■ **Exercise input**
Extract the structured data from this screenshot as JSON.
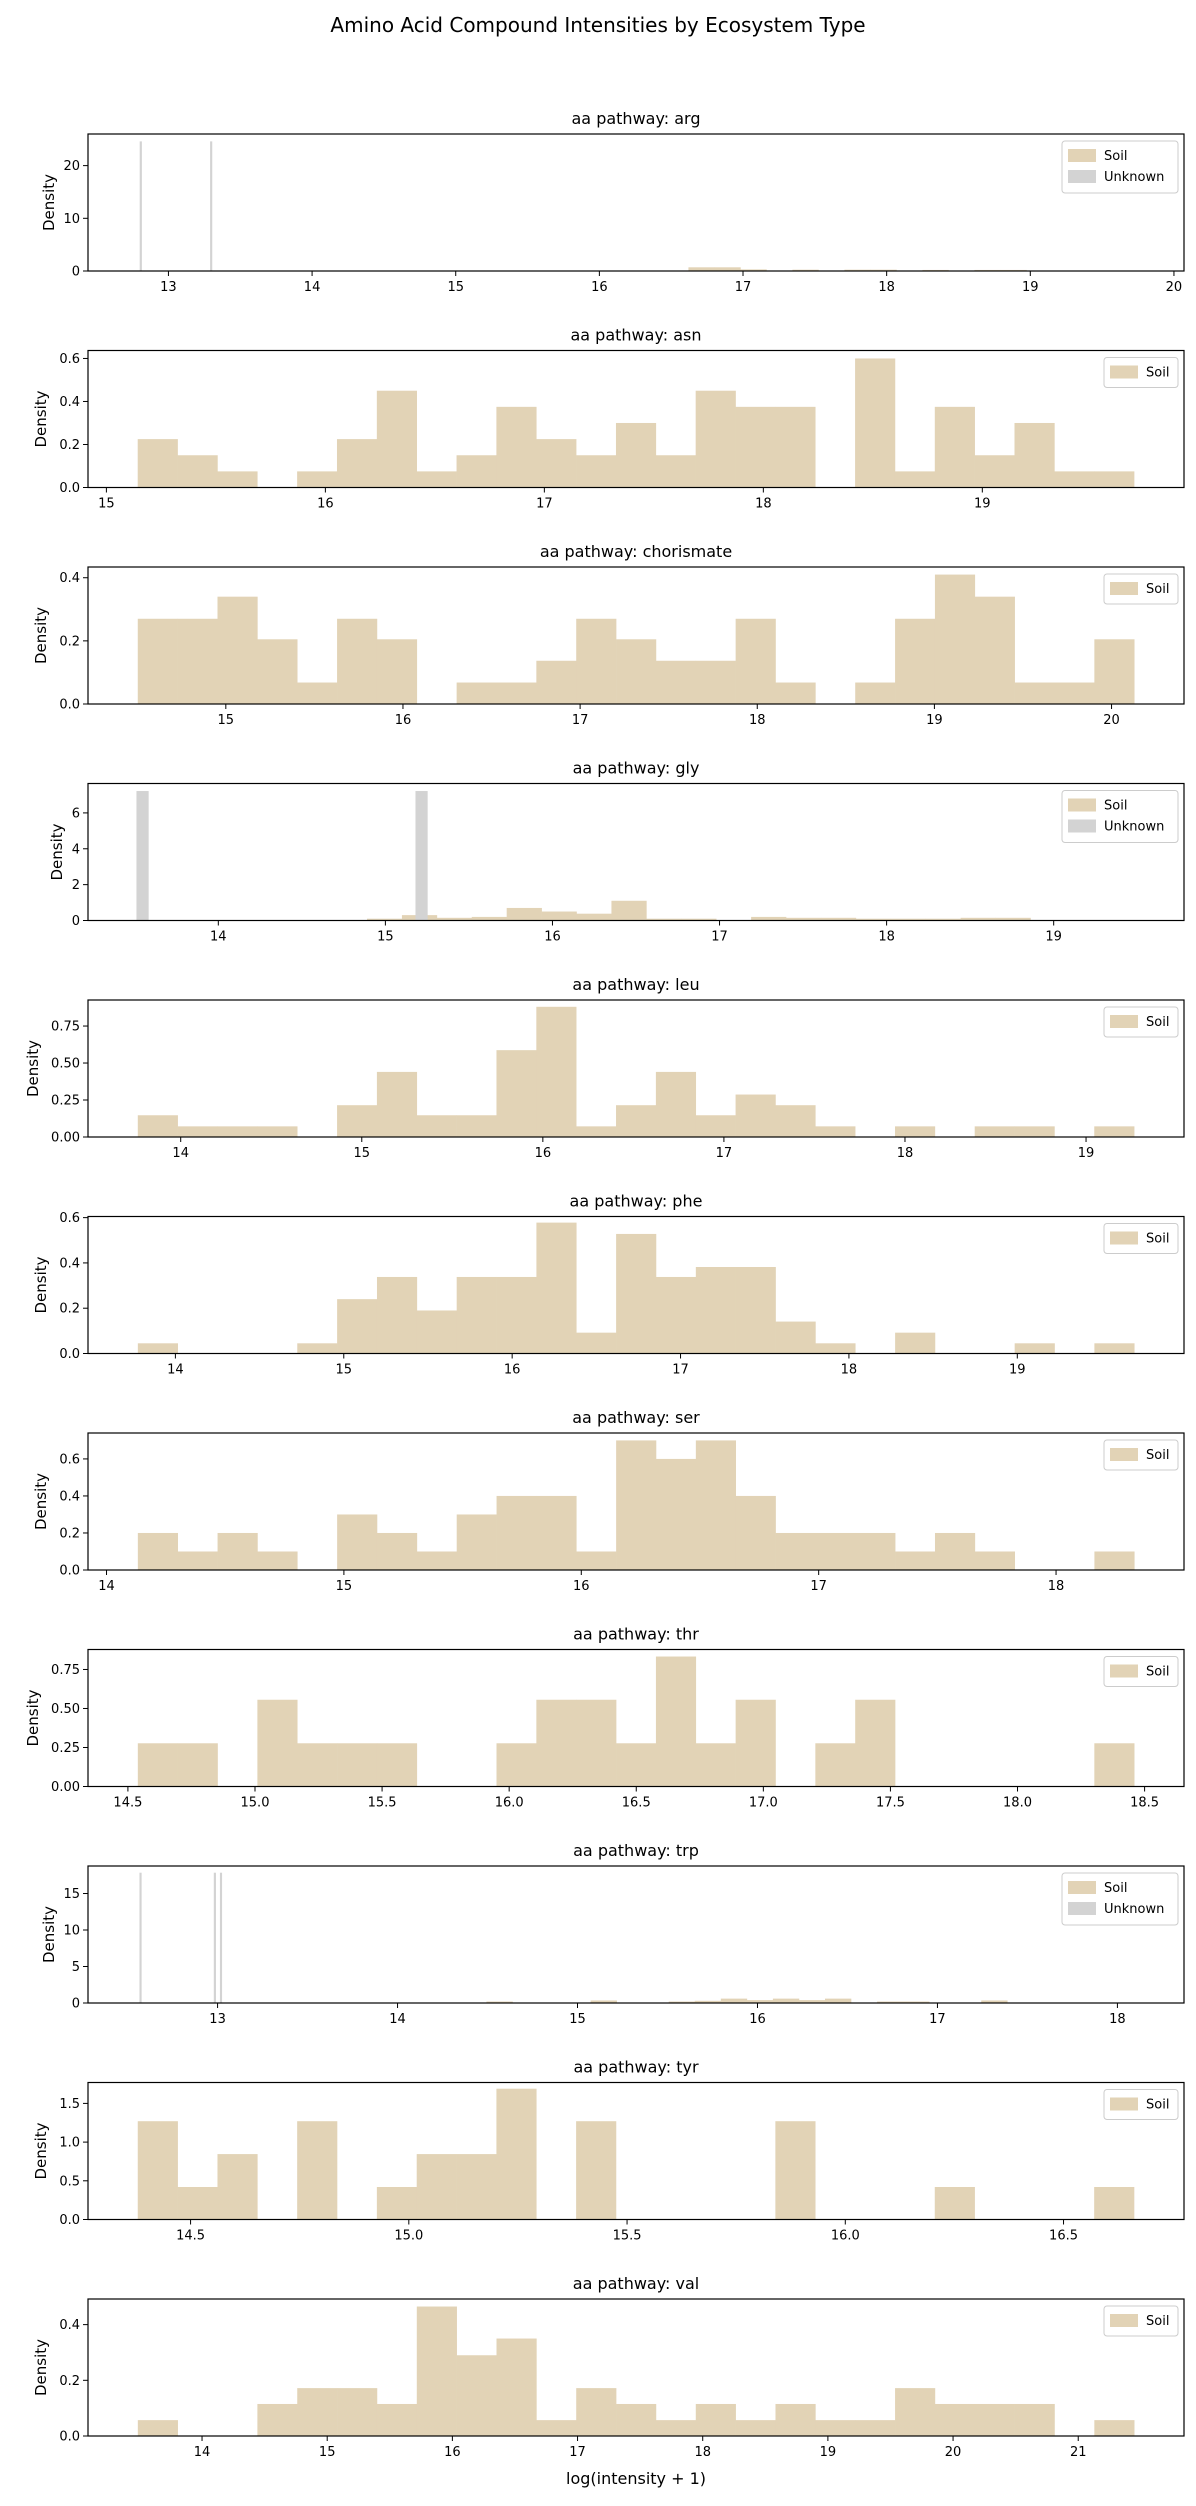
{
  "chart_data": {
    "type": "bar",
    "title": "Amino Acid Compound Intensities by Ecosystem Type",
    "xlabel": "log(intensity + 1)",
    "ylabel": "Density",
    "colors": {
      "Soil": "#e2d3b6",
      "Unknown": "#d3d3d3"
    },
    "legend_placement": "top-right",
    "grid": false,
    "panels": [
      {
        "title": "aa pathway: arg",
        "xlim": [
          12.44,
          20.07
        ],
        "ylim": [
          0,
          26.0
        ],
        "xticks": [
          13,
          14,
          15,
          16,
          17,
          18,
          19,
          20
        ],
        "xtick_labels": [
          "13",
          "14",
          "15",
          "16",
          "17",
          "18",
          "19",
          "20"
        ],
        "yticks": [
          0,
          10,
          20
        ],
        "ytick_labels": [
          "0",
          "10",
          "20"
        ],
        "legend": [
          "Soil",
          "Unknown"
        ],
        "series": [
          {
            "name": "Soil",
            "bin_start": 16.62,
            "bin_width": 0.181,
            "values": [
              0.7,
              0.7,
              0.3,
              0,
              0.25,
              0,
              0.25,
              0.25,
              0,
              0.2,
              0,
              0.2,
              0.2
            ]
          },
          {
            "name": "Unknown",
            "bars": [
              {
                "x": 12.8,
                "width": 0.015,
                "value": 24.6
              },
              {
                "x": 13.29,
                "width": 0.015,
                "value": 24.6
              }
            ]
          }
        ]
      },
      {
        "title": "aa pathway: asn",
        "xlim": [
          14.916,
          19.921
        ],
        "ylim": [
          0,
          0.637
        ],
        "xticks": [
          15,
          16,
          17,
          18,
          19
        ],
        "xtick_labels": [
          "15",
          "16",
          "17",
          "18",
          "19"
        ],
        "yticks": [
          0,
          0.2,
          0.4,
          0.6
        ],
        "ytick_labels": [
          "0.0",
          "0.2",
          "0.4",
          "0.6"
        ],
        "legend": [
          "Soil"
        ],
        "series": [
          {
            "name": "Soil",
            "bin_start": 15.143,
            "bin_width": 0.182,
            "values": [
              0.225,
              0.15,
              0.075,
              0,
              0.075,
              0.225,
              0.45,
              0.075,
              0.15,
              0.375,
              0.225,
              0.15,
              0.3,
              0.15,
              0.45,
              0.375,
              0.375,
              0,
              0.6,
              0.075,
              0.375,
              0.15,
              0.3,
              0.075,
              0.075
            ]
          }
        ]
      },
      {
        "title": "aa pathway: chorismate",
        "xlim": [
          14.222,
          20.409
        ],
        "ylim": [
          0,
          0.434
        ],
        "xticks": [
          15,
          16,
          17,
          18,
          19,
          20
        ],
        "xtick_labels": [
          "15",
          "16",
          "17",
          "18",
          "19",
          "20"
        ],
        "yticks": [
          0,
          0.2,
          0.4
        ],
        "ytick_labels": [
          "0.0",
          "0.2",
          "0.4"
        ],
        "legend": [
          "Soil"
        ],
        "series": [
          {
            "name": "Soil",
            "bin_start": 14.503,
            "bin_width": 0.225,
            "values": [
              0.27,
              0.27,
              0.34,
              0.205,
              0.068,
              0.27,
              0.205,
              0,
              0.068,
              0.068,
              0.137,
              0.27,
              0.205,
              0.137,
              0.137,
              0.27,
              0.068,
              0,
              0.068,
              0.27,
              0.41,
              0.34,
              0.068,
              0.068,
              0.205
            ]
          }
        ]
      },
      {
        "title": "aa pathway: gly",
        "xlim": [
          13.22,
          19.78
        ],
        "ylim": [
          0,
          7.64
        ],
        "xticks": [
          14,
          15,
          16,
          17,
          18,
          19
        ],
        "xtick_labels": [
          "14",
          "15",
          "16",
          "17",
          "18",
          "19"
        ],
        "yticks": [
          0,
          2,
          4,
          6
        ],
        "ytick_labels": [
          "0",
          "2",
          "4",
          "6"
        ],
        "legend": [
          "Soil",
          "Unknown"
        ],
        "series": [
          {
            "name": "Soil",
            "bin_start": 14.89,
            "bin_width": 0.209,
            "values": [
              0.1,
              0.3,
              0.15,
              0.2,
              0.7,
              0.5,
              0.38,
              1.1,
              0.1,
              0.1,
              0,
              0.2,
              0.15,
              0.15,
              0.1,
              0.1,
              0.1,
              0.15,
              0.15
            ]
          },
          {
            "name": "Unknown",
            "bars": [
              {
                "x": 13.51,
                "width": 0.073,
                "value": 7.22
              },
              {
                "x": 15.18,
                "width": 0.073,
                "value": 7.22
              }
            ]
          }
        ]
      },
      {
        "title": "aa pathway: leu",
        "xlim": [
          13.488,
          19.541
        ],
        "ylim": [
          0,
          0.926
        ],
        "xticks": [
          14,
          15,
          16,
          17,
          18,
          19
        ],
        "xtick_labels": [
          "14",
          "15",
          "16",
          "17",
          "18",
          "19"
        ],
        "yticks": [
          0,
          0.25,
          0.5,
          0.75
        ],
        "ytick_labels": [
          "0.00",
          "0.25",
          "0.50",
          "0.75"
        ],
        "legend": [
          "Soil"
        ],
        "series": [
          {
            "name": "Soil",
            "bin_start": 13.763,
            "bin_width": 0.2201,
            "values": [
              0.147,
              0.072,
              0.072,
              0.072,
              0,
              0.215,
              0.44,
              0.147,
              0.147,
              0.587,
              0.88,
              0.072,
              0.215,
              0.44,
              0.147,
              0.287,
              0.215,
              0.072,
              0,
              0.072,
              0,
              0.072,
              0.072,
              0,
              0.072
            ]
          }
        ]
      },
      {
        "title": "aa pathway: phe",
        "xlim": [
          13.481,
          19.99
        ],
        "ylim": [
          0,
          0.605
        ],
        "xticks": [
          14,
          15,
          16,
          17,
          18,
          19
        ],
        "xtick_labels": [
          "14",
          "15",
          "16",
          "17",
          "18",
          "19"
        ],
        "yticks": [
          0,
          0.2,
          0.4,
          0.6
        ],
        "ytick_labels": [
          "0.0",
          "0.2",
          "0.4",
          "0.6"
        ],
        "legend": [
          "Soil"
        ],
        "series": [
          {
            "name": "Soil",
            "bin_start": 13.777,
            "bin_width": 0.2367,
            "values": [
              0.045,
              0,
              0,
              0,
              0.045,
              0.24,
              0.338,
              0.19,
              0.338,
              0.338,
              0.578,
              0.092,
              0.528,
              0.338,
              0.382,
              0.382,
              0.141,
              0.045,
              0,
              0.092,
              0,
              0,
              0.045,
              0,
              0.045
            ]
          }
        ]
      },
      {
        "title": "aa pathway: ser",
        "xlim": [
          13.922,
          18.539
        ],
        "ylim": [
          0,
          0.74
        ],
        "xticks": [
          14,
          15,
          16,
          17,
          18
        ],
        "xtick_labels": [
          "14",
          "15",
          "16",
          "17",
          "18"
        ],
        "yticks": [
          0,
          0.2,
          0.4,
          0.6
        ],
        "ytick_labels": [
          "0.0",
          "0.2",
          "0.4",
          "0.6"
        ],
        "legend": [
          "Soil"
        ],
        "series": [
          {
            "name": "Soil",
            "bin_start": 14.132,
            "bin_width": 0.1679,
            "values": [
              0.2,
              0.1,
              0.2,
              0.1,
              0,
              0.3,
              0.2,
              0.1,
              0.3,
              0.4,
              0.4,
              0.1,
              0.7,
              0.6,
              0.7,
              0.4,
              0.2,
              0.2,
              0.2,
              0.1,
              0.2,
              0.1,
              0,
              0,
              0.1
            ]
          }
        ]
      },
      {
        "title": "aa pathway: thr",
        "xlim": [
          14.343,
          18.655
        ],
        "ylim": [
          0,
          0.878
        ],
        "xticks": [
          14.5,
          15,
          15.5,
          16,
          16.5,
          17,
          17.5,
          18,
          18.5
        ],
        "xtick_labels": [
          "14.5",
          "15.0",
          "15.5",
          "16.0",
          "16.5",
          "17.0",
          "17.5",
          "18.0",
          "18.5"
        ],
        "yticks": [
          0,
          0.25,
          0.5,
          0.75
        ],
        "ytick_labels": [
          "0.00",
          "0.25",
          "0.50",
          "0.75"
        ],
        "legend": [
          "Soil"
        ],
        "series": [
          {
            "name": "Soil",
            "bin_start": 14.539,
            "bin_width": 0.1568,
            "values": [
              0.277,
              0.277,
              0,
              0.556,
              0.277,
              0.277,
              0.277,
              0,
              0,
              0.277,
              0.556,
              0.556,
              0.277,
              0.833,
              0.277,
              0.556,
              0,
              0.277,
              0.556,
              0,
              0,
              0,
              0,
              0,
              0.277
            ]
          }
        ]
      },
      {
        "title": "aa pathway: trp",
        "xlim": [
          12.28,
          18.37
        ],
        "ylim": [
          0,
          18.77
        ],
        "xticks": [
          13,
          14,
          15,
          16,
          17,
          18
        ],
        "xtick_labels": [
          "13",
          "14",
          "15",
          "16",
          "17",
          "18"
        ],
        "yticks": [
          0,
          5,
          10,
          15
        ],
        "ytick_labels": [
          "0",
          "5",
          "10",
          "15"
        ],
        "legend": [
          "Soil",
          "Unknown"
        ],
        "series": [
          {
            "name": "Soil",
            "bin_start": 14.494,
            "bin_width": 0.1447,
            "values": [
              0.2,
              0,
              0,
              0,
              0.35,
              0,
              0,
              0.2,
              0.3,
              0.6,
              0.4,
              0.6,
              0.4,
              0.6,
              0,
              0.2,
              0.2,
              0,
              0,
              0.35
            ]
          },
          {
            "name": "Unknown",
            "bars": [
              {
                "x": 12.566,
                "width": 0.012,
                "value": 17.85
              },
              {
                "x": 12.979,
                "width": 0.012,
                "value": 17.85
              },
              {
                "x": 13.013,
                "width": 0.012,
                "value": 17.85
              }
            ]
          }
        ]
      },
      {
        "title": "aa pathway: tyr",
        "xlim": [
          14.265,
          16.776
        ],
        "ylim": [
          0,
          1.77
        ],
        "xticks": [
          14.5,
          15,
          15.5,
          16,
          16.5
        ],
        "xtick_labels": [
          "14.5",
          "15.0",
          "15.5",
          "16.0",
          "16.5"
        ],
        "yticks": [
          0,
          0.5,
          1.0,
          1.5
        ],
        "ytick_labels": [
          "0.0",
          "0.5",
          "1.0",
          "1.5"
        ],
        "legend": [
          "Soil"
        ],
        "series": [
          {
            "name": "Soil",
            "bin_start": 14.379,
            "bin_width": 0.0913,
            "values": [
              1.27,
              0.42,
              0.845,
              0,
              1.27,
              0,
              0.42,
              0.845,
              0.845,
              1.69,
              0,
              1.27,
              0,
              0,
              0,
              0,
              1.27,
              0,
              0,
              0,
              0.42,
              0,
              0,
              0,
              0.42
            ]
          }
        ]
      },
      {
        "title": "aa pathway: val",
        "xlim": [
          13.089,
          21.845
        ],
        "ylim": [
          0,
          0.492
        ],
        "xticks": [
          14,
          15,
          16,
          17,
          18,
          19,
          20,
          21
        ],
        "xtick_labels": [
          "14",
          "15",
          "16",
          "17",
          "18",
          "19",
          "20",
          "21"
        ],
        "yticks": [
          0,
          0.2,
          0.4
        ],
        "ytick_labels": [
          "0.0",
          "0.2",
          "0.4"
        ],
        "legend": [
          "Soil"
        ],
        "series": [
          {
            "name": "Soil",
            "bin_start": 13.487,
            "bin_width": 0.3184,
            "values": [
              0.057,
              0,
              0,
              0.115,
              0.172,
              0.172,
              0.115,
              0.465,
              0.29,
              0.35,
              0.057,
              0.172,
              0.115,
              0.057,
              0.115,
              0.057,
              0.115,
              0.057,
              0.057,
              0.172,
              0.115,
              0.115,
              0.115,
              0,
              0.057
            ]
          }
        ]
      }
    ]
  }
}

■ **Description of the task**
Looking at the data above, how many lines hold the word "title"? Respond with the number alone.

■ **Finished answer**
12